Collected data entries
━━━━━━━━━━━━━━━━━━━━
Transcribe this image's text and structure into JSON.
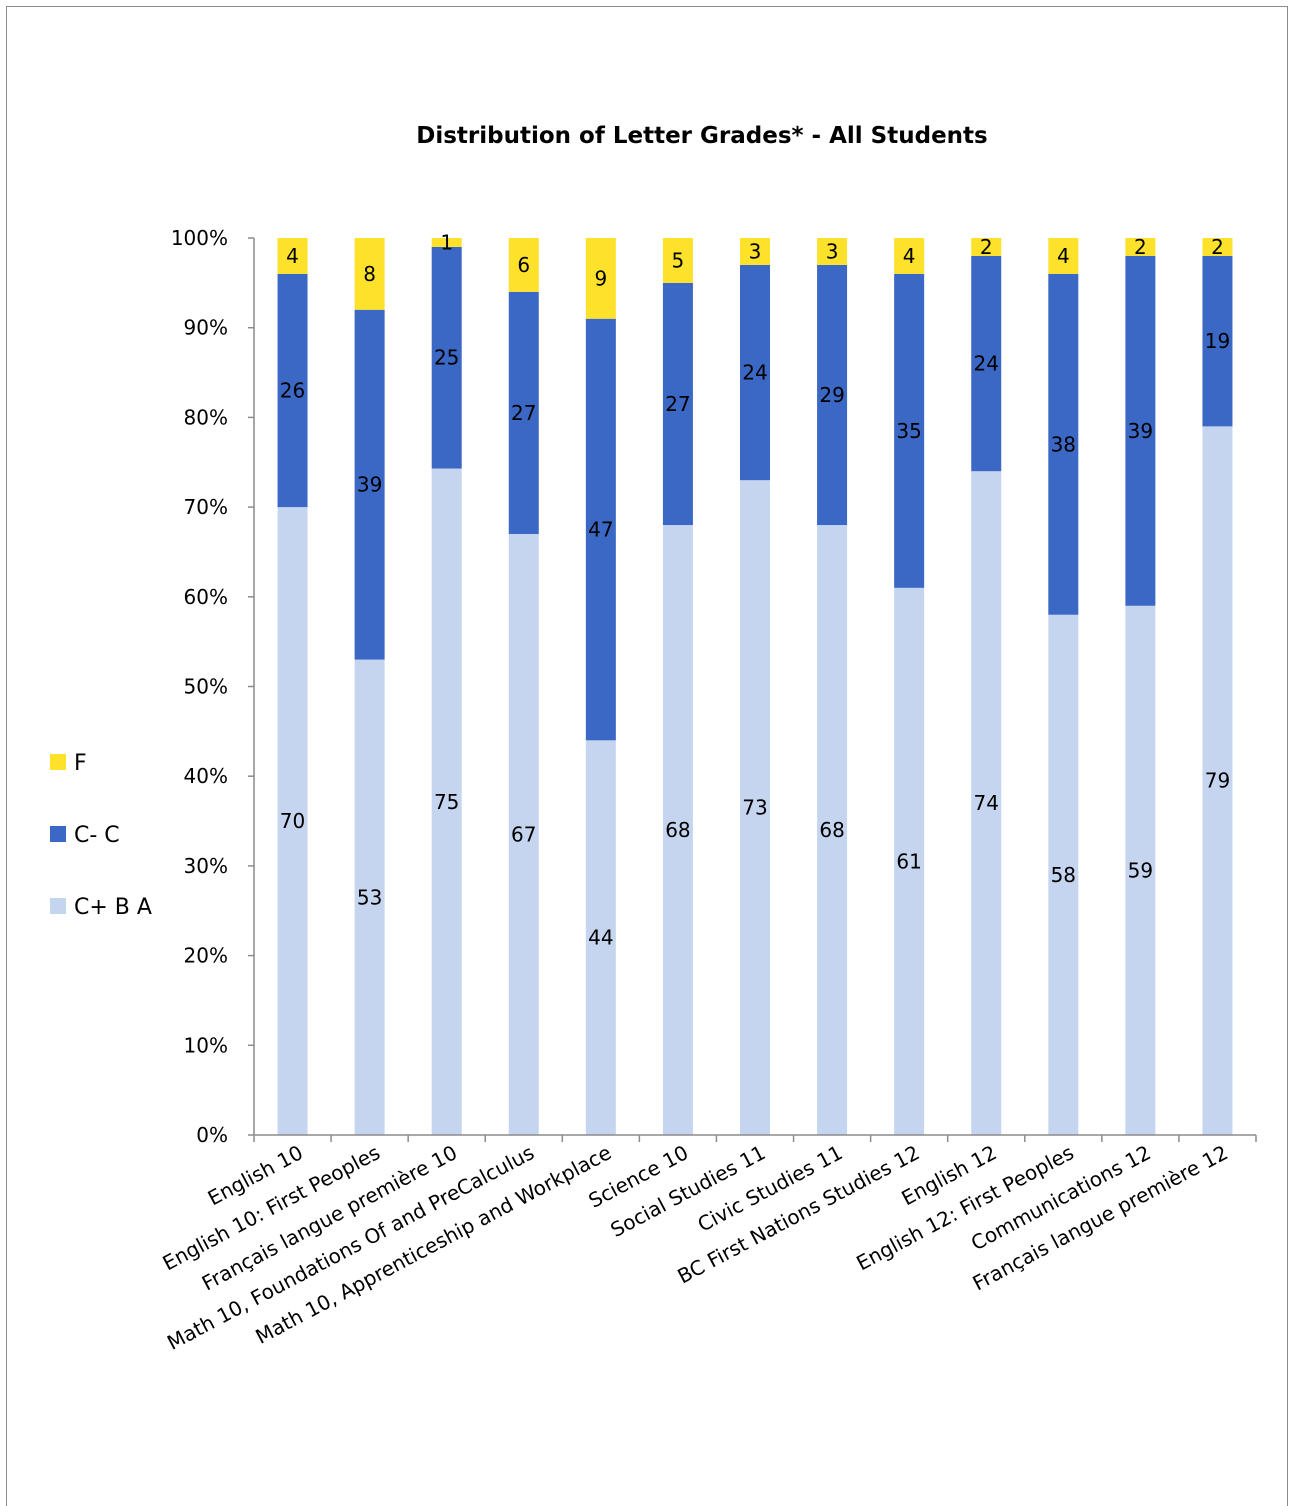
{
  "chart_data": {
    "type": "bar",
    "stacked": true,
    "title": "Distribution of Letter Grades* - All Students",
    "categories": [
      "English 10",
      "English 10: First Peoples",
      "Français langue première 10",
      "Math 10, Foundations Of and PreCalculus",
      "Math 10, Apprenticeship and Workplace",
      "Science 10",
      "Social Studies 11",
      "Civic Studies 11",
      "BC First Nations Studies 12",
      "English 12",
      "English 12: First Peoples",
      "Communications 12",
      "Français langue première 12"
    ],
    "series": [
      {
        "name": "C+ B A",
        "color": "#c6d5ef",
        "values": [
          70,
          53,
          75,
          67,
          44,
          68,
          73,
          68,
          61,
          74,
          58,
          59,
          79
        ],
        "segment_percent": [
          70,
          53,
          74.3,
          67,
          44,
          68,
          73,
          68,
          61,
          74,
          58,
          59,
          79
        ]
      },
      {
        "name": "C- C",
        "color": "#3a68c4",
        "values": [
          26,
          39,
          25,
          27,
          47,
          27,
          24,
          29,
          35,
          24,
          38,
          39,
          19
        ],
        "segment_percent": [
          26,
          39,
          24.7,
          27,
          47,
          27,
          24,
          29,
          35,
          24,
          38,
          39,
          19
        ]
      },
      {
        "name": "F",
        "color": "#fee12b",
        "values": [
          4,
          8,
          1,
          6,
          9,
          5,
          3,
          3,
          4,
          2,
          4,
          2,
          2
        ],
        "segment_percent": [
          4,
          8,
          1,
          6,
          9,
          5,
          3,
          3,
          4,
          2,
          4,
          2,
          2
        ]
      }
    ],
    "yaxis": {
      "min": 0,
      "max": 100,
      "step": 10,
      "tick_labels": [
        "0%",
        "10%",
        "20%",
        "30%",
        "40%",
        "50%",
        "60%",
        "70%",
        "80%",
        "90%",
        "100%"
      ]
    },
    "legend": {
      "placement": "left",
      "order": [
        "F",
        "C- C",
        "C+ B A"
      ]
    },
    "grid": false,
    "xlabel": "",
    "ylabel": ""
  }
}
━━━━━━━━━━━━━━━━━━━━
Repeat the records in full, exactly as they appear, without the pictures.

Transcribe this image's text and structure into JSON.
{
  "chart_data": {
    "type": "bar",
    "stacked": true,
    "title": "Distribution of Letter Grades* - All Students",
    "categories": [
      "English 10",
      "English 10: First Peoples",
      "Français langue première 10",
      "Math 10, Foundations Of and PreCalculus",
      "Math 10, Apprenticeship and Workplace",
      "Science 10",
      "Social Studies 11",
      "Civic Studies 11",
      "BC First Nations Studies 12",
      "English 12",
      "English 12: First Peoples",
      "Communications 12",
      "Français langue première 12"
    ],
    "series": [
      {
        "name": "C+ B A",
        "color": "#c6d5ef",
        "values": [
          70,
          53,
          75,
          67,
          44,
          68,
          73,
          68,
          61,
          74,
          58,
          59,
          79
        ],
        "segment_percent": [
          70,
          53,
          74.3,
          67,
          44,
          68,
          73,
          68,
          61,
          74,
          58,
          59,
          79
        ]
      },
      {
        "name": "C- C",
        "color": "#3a68c4",
        "values": [
          26,
          39,
          25,
          27,
          47,
          27,
          24,
          29,
          35,
          24,
          38,
          39,
          19
        ],
        "segment_percent": [
          26,
          39,
          24.7,
          27,
          47,
          27,
          24,
          29,
          35,
          24,
          38,
          39,
          19
        ]
      },
      {
        "name": "F",
        "color": "#fee12b",
        "values": [
          4,
          8,
          1,
          6,
          9,
          5,
          3,
          3,
          4,
          2,
          4,
          2,
          2
        ],
        "segment_percent": [
          4,
          8,
          1,
          6,
          9,
          5,
          3,
          3,
          4,
          2,
          4,
          2,
          2
        ]
      }
    ],
    "yaxis": {
      "min": 0,
      "max": 100,
      "step": 10,
      "tick_labels": [
        "0%",
        "10%",
        "20%",
        "30%",
        "40%",
        "50%",
        "60%",
        "70%",
        "80%",
        "90%",
        "100%"
      ]
    },
    "legend": {
      "placement": "left",
      "order": [
        "F",
        "C- C",
        "C+ B A"
      ]
    },
    "grid": false,
    "xlabel": "",
    "ylabel": ""
  }
}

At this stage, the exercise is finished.